┌─ Texto para leitura
Uma é a Argentina rica e decadente dos que moram no coração do empinado bairro da Recoleta, em Buenos Aires. Ali vive um casal desgastado pelo convívio, pelos problemas com o filho viciado e abusador, em que regem valores de uma sociedade desigual, corrupta e patriarcal. São eles Alicia, papel de Cecilia Roth, e Ignacio, vivido por Miguel Ángel Solá, que parecem dedicados a viver suas frustrações detrás das aparências.
A outra é a Argentina do interior do país, mais especificamente da província de Misiones, uma das mais pobres e esquecidas, que faz fronteira com o Brasil. Dali vem Gladys, papel de Yanina Ávila, analfabeta e nada articulada, que trabalha como a doméstica do casal da Recoleta.
Alicia e Gladys têm dessas curiosas relações entre empregadoras e empregadas na América Latina. Alicia cria como se fosse seu o filho de Gladys, mas, em todo momento, a faz lembrar da enorme distância que as separa, desde os mínimos comentários sobre o uso de xícaras ou a falta de cuidados pessoais da funcionária.
A tensão entre as duas Argentinas se dá quando os habitantes deste endereço na nobre rua Posadas têm de atravessar dois julgamentos.
Num deles, Alicia adota o comportamento de muitos ricos, expondo a corrupção do Judiciário. Para tirar o filho criminoso, Daniel, papel de Benjamín Amadeo, da cadeia, ela não hesita em subornar um promotor e retirar do processo uma evidência-chave que o incriminaria. No outro, tenta aplicar a lei com toda a dureza contra Gladys, que, de fato, cometeu um crime terrível.
Uma das cenas mais tocantes é a da conversa da psicóloga interpretada por Paola Barrientos com Gladys, que lhe conta de sua vida em Misiones, abusada pelo pai e explorada pela madrasta.
No tribunal, há um embate tenso e crucial para entender a realidade de muitas mulheres latino-americanas. A psicóloga tenta fazer com que o promotor se dê conta de que Gladys não tem ferramentas para compreender grande parte do que lhe aconteceu.
O filme, que teve apoio da Organização Internacional do Trabalho e da ONU Mulheres, cumpre excelente papel em expôr a realidade feminina no contexto da região. E o faz sem parecer panfletário.
O drama que vive Alicia e a transformação de seu personagem lembram, e muito, o da personagem interpretada por Norma Aleandro no filme “A História Oficial”.
Naquele longa de 1985, uma mulher do mesmo perfil social de Alicia vai aos poucos se dando conta do que a Argentina havia vivido durante a ditadura militar e de que seu papel era mais relevante do que cumprir com os requisitos de sua posição na sociedade.
└─
┌─ Dados brutos
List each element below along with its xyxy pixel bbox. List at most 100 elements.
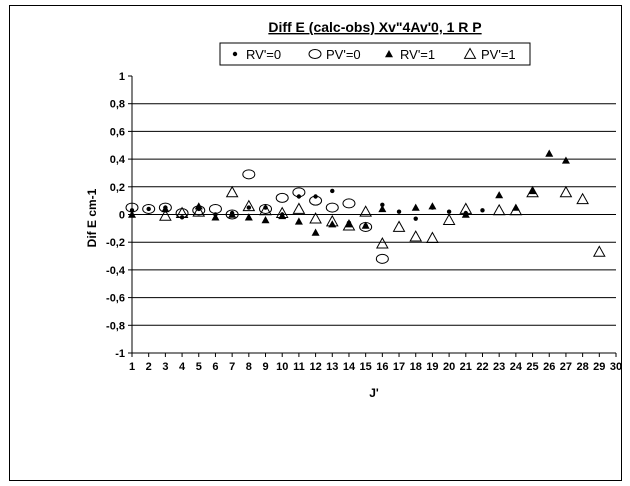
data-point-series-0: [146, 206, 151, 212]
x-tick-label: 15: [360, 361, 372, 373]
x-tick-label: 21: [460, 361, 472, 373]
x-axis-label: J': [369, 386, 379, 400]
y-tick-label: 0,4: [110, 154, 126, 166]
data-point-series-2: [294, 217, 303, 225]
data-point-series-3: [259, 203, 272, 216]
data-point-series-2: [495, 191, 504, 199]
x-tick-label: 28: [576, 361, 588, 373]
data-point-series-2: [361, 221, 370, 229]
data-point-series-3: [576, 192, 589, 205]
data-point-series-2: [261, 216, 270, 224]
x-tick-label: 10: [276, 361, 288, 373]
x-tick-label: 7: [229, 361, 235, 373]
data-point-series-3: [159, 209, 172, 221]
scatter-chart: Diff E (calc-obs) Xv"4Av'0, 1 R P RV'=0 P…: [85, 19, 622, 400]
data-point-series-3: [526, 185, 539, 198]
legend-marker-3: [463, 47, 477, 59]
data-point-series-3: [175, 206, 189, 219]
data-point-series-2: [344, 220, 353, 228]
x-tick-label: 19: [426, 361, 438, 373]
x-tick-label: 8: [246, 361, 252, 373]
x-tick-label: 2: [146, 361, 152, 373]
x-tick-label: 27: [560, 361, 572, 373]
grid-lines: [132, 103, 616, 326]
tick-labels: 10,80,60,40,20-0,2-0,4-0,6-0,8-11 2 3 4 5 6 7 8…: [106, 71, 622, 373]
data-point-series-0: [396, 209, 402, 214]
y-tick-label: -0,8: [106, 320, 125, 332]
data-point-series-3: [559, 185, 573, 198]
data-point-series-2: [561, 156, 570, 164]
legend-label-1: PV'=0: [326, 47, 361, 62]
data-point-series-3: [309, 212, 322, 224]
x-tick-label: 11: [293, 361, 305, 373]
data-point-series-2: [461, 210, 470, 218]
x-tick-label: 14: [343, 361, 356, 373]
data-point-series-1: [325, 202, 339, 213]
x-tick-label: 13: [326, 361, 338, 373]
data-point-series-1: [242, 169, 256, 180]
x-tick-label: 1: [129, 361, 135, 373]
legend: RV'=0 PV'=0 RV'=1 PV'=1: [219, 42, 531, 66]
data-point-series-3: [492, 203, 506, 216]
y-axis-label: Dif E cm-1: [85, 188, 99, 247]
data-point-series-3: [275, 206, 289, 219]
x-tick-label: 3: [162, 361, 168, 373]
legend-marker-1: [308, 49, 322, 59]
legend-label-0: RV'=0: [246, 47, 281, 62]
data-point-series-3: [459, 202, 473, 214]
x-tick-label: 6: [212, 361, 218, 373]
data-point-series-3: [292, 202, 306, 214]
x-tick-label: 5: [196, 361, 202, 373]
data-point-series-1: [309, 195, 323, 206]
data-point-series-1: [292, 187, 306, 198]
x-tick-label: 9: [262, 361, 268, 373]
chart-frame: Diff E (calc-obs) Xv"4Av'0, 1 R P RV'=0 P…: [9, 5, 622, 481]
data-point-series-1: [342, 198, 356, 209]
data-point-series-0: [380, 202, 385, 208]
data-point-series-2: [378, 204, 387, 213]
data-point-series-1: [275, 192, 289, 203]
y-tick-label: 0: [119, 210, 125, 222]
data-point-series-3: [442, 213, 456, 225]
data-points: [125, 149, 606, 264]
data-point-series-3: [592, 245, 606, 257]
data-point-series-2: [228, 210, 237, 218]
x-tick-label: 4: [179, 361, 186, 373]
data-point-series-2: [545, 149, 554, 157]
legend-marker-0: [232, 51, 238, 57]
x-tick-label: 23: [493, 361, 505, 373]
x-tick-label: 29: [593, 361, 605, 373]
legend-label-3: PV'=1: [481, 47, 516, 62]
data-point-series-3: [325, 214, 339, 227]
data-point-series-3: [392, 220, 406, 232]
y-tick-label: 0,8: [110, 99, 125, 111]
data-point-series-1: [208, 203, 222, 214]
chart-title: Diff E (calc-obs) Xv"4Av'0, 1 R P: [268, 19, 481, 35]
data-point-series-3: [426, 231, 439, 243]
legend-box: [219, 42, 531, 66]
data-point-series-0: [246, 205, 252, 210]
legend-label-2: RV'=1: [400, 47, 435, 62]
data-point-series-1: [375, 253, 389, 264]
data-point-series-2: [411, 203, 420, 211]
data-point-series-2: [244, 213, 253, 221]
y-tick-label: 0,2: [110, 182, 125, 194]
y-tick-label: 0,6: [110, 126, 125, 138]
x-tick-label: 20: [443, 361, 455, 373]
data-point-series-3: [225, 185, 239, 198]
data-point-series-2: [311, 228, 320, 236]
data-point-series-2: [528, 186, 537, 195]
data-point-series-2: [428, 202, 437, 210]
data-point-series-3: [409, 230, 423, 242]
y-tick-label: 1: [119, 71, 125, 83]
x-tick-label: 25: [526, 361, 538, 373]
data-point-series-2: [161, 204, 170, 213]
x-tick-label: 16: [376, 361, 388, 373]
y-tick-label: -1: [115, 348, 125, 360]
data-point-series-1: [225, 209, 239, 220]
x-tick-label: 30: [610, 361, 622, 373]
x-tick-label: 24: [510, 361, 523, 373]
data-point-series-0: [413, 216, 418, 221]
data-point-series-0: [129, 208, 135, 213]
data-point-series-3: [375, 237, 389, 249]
└─
┌─ Dados brutos
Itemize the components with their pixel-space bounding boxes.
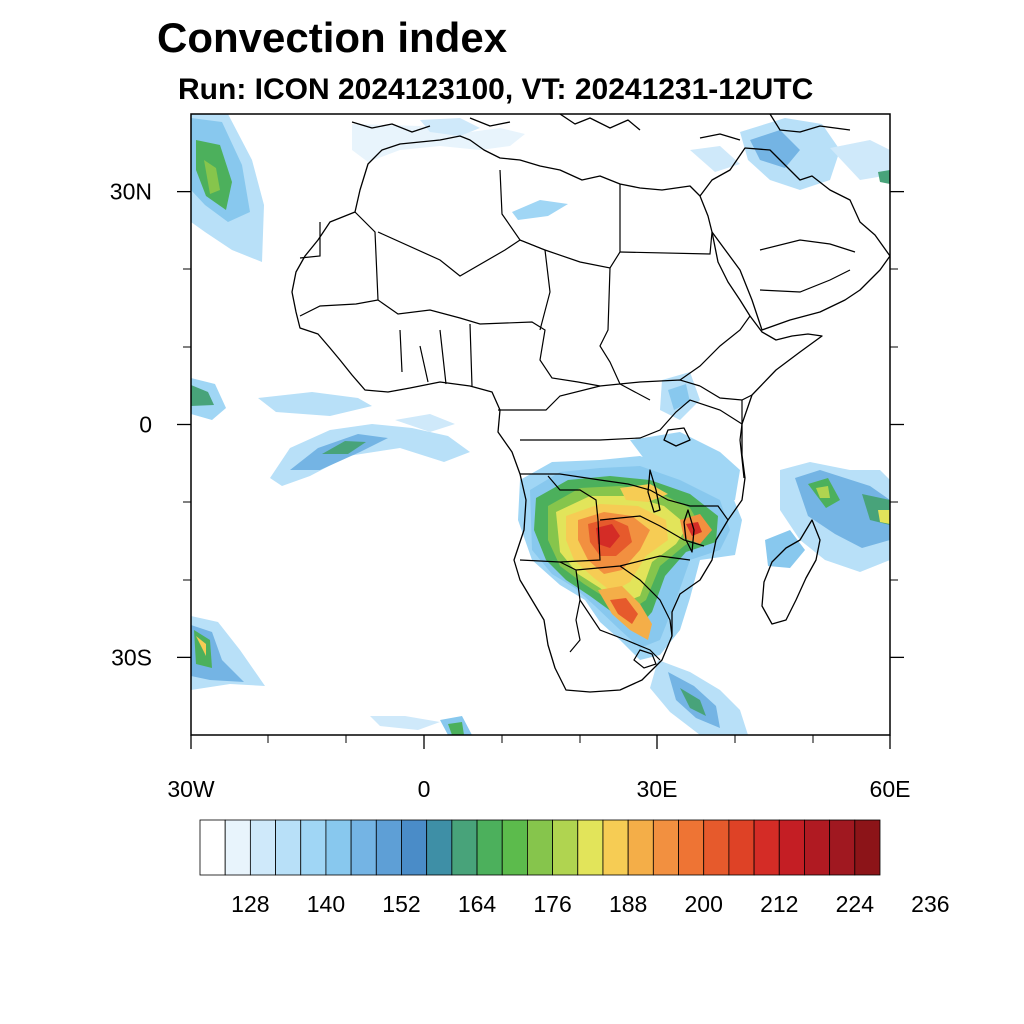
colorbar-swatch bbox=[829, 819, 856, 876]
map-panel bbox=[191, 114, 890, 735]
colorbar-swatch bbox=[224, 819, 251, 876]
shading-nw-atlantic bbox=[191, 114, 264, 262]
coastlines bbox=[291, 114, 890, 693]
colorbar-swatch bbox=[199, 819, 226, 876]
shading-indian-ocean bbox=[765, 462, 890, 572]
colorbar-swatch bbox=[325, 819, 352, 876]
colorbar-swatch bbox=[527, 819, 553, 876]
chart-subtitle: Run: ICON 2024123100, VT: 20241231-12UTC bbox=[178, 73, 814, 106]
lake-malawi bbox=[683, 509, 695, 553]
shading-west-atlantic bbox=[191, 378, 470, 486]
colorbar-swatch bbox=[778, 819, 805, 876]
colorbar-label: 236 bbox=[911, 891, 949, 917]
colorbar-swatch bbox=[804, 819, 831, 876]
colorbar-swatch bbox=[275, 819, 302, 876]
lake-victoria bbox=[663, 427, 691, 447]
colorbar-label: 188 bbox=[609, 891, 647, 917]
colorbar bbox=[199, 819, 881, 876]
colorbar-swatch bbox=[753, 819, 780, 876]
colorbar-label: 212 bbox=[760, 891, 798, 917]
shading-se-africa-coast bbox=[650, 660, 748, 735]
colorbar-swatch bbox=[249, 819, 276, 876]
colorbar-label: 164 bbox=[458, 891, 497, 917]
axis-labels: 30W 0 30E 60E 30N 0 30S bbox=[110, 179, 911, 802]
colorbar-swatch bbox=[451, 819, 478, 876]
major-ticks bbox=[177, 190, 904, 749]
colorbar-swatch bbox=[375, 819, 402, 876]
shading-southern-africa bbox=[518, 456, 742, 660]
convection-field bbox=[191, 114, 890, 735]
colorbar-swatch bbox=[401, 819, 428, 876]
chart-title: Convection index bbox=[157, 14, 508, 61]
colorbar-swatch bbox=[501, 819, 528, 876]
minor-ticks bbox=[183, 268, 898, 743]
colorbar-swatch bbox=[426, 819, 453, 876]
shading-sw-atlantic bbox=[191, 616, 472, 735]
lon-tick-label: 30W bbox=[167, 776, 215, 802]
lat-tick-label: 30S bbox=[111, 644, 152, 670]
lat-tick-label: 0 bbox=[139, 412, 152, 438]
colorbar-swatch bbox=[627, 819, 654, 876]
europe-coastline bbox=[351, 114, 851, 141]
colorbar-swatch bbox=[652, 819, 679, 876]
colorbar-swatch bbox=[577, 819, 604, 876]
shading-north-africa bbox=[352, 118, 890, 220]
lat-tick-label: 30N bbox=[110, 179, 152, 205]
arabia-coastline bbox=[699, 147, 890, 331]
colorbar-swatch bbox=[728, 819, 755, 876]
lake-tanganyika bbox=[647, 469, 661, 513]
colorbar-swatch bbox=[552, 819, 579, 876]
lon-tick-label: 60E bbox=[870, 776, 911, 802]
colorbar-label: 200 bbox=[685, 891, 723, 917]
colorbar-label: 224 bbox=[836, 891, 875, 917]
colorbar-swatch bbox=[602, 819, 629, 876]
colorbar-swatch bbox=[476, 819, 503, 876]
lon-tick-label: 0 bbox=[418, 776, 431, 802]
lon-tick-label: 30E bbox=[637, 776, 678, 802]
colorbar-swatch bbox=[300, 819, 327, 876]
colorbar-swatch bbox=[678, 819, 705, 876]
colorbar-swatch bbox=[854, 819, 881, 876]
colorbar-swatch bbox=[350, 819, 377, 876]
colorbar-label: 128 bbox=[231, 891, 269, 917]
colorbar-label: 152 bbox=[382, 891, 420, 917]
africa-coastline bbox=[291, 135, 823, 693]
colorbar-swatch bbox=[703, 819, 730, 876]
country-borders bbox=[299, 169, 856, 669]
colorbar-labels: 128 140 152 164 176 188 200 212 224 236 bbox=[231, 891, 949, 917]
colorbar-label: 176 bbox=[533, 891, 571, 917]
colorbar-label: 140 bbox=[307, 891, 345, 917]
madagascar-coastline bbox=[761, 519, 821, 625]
└─
┌─ Dados brutos
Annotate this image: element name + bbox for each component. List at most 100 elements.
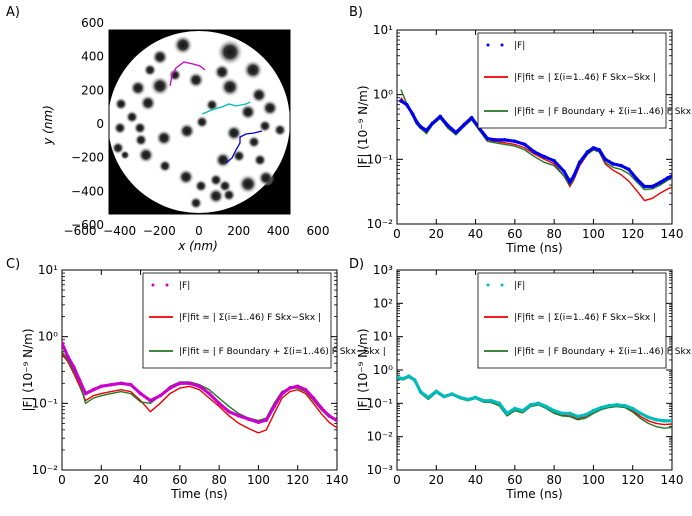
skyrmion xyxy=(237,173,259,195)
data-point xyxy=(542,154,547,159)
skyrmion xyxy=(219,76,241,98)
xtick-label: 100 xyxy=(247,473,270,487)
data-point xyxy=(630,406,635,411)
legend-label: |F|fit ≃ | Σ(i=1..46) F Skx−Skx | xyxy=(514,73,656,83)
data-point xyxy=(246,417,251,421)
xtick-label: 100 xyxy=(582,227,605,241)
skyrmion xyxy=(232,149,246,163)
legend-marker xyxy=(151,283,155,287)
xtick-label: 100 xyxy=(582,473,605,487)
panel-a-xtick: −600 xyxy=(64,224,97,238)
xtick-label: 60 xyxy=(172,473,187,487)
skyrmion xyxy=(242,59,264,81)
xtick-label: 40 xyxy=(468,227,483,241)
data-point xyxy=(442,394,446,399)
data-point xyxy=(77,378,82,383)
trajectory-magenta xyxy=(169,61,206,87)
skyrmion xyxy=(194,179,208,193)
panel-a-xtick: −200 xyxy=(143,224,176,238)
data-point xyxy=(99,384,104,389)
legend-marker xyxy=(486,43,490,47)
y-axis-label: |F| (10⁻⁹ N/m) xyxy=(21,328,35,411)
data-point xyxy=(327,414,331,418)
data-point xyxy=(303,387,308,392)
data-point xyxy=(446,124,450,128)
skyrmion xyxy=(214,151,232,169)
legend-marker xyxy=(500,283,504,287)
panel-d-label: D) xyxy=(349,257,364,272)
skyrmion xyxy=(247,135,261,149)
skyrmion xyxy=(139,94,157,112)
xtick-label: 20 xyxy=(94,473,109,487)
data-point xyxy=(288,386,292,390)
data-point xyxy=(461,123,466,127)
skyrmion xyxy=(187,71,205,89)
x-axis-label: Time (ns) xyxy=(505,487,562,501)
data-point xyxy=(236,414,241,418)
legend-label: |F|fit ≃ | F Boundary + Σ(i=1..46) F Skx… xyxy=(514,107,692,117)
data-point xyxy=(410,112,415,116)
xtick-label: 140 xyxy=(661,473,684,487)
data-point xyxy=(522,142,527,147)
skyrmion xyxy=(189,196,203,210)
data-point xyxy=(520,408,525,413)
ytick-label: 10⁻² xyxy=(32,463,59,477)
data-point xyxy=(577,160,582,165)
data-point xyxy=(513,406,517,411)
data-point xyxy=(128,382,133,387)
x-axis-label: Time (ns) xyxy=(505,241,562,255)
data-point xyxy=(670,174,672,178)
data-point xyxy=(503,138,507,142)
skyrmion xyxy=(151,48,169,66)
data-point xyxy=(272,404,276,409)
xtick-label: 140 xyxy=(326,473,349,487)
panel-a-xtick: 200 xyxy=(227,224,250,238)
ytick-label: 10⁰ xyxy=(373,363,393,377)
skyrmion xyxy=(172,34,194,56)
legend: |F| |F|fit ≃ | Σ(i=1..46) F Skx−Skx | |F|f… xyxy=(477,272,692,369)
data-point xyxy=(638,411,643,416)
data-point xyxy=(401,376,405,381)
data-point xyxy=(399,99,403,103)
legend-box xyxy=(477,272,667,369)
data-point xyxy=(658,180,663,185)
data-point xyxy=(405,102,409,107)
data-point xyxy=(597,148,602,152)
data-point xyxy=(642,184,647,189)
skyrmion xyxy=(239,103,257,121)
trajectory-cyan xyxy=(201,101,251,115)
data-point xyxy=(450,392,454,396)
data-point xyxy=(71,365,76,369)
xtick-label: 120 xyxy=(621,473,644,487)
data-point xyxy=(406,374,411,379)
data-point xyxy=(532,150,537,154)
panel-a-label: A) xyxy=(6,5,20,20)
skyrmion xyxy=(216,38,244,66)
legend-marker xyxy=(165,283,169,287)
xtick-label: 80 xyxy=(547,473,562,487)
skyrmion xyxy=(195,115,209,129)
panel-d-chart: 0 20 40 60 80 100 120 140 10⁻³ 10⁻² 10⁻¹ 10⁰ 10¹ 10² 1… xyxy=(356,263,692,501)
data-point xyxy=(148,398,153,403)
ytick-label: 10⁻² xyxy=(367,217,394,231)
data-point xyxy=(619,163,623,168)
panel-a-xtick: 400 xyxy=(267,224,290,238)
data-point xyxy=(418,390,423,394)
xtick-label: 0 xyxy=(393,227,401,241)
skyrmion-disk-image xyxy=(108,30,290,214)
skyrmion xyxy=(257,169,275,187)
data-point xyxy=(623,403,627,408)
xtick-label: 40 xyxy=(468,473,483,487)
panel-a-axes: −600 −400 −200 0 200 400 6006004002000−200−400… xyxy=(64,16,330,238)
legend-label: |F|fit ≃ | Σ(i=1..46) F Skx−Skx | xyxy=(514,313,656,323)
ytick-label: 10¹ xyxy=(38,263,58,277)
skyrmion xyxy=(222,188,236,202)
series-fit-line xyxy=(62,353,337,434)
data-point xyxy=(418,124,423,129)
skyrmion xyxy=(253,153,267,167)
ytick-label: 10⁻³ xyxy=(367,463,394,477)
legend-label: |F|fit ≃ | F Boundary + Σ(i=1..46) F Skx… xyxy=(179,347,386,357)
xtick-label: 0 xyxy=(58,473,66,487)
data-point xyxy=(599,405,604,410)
└─
Reescreva a resenha do filme desde "A tensão entre" até "explorada pela madrasta.", inclusive, atualizando o trecho com "corromper" no lugar de "subornar".

A tensão entre as duas Argentinas se dá quando os habitantes deste endereço na nobre rua Posadas têm de atravessar dois julgamentos.
Num deles, Alicia adota o comportamento de muitos ricos, expondo a corrupção do Judiciário. Para tirar o filho criminoso, Daniel, papel de Benjamín Amadeo, da cadeia, ela não hesita em corromper um promotor e retirar do processo uma evidência-chave que o incriminaria. No outro, tenta aplicar a lei com toda a dureza contra Gladys, que, de fato, cometeu um crime terrível.
Uma das cenas mais tocantes é a da conversa da psicóloga interpretada por Paola Barrientos com Gladys, que lhe conta de sua vida em Misiones, abusada pelo pai e explorada pela madrasta.